>> start Entries
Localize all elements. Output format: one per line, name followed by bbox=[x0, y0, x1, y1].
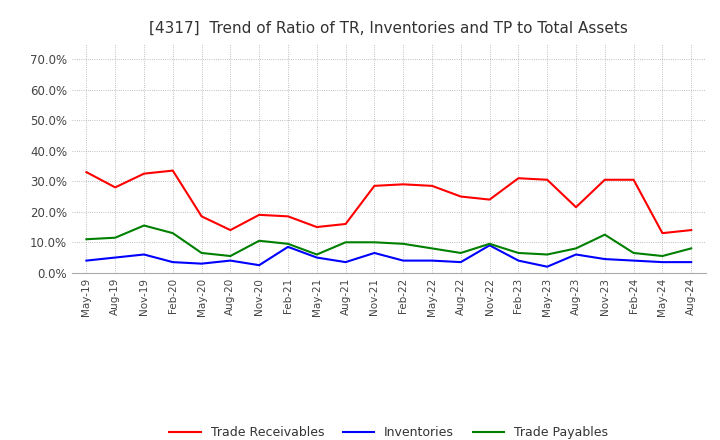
Trade Receivables bbox=[399, 182, 408, 187]
Trade Payables bbox=[514, 250, 523, 256]
Line: Trade Payables: Trade Payables bbox=[86, 226, 691, 256]
Inventories bbox=[428, 258, 436, 263]
Trade Receivables bbox=[284, 214, 292, 219]
Trade Receivables bbox=[111, 185, 120, 190]
Inventories bbox=[197, 261, 206, 266]
Trade Receivables bbox=[341, 221, 350, 227]
Trade Payables bbox=[111, 235, 120, 240]
Inventories bbox=[572, 252, 580, 257]
Inventories bbox=[111, 255, 120, 260]
Inventories bbox=[399, 258, 408, 263]
Trade Payables bbox=[658, 253, 667, 259]
Trade Receivables bbox=[572, 205, 580, 210]
Trade Payables bbox=[197, 250, 206, 256]
Inventories bbox=[341, 260, 350, 265]
Trade Receivables bbox=[428, 183, 436, 188]
Inventories bbox=[687, 260, 696, 265]
Inventories bbox=[485, 243, 494, 248]
Trade Receivables bbox=[168, 168, 177, 173]
Trade Payables bbox=[370, 240, 379, 245]
Trade Receivables bbox=[485, 197, 494, 202]
Inventories bbox=[82, 258, 91, 263]
Trade Payables bbox=[456, 250, 465, 256]
Inventories bbox=[600, 257, 609, 262]
Trade Payables bbox=[312, 252, 321, 257]
Trade Receivables bbox=[600, 177, 609, 183]
Trade Payables bbox=[140, 223, 148, 228]
Trade Receivables bbox=[687, 227, 696, 233]
Trade Payables bbox=[428, 246, 436, 251]
Inventories bbox=[456, 260, 465, 265]
Trade Payables bbox=[255, 238, 264, 243]
Trade Receivables bbox=[255, 212, 264, 217]
Trade Payables bbox=[399, 241, 408, 246]
Title: [4317]  Trend of Ratio of TR, Inventories and TP to Total Assets: [4317] Trend of Ratio of TR, Inventories… bbox=[149, 21, 629, 36]
Trade Receivables bbox=[658, 231, 667, 236]
Inventories bbox=[226, 258, 235, 263]
Trade Payables bbox=[543, 252, 552, 257]
Trade Receivables bbox=[82, 169, 91, 175]
Trade Payables bbox=[572, 246, 580, 251]
Trade Receivables bbox=[140, 171, 148, 176]
Legend: Trade Receivables, Inventories, Trade Payables: Trade Receivables, Inventories, Trade Pa… bbox=[164, 421, 613, 440]
Trade Receivables bbox=[312, 224, 321, 230]
Trade Payables bbox=[341, 240, 350, 245]
Inventories bbox=[284, 244, 292, 249]
Trade Payables bbox=[284, 241, 292, 246]
Trade Receivables bbox=[226, 227, 235, 233]
Inventories bbox=[514, 258, 523, 263]
Trade Receivables bbox=[514, 176, 523, 181]
Inventories bbox=[255, 263, 264, 268]
Trade Payables bbox=[600, 232, 609, 237]
Trade Receivables bbox=[456, 194, 465, 199]
Trade Receivables bbox=[543, 177, 552, 183]
Inventories bbox=[658, 260, 667, 265]
Trade Payables bbox=[485, 241, 494, 246]
Trade Receivables bbox=[370, 183, 379, 188]
Trade Payables bbox=[168, 231, 177, 236]
Trade Receivables bbox=[197, 214, 206, 219]
Inventories bbox=[543, 264, 552, 269]
Inventories bbox=[168, 260, 177, 265]
Inventories bbox=[629, 258, 638, 263]
Trade Payables bbox=[687, 246, 696, 251]
Line: Inventories: Inventories bbox=[86, 246, 691, 267]
Inventories bbox=[140, 252, 148, 257]
Trade Receivables bbox=[629, 177, 638, 183]
Inventories bbox=[312, 255, 321, 260]
Inventories bbox=[370, 250, 379, 256]
Trade Payables bbox=[629, 250, 638, 256]
Trade Payables bbox=[82, 237, 91, 242]
Line: Trade Receivables: Trade Receivables bbox=[86, 171, 691, 233]
Trade Payables bbox=[226, 253, 235, 259]
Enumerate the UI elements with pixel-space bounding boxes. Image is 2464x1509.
>> end Entries
To be done ▸ Output the data lines once more, word for word, covering the stretch from the line containing "Trade Receivables bbox=[399, 182, 408, 187]" through the line containing "Inventories bbox=[485, 243, 494, 248]", both ends included.

Output ▸
Trade Receivables bbox=[399, 182, 408, 187]
Trade Payables bbox=[514, 250, 523, 256]
Line: Trade Payables: Trade Payables bbox=[86, 226, 691, 256]
Inventories bbox=[428, 258, 436, 263]
Trade Receivables bbox=[284, 214, 292, 219]
Trade Receivables bbox=[111, 185, 120, 190]
Inventories bbox=[197, 261, 206, 266]
Trade Receivables bbox=[341, 221, 350, 227]
Trade Payables bbox=[111, 235, 120, 240]
Inventories bbox=[572, 252, 580, 257]
Inventories bbox=[111, 255, 120, 260]
Inventories bbox=[399, 258, 408, 263]
Trade Payables bbox=[658, 253, 667, 259]
Trade Receivables bbox=[572, 205, 580, 210]
Trade Payables bbox=[197, 250, 206, 256]
Inventories bbox=[341, 260, 350, 265]
Trade Receivables bbox=[428, 183, 436, 188]
Inventories bbox=[687, 260, 696, 265]
Inventories bbox=[485, 243, 494, 248]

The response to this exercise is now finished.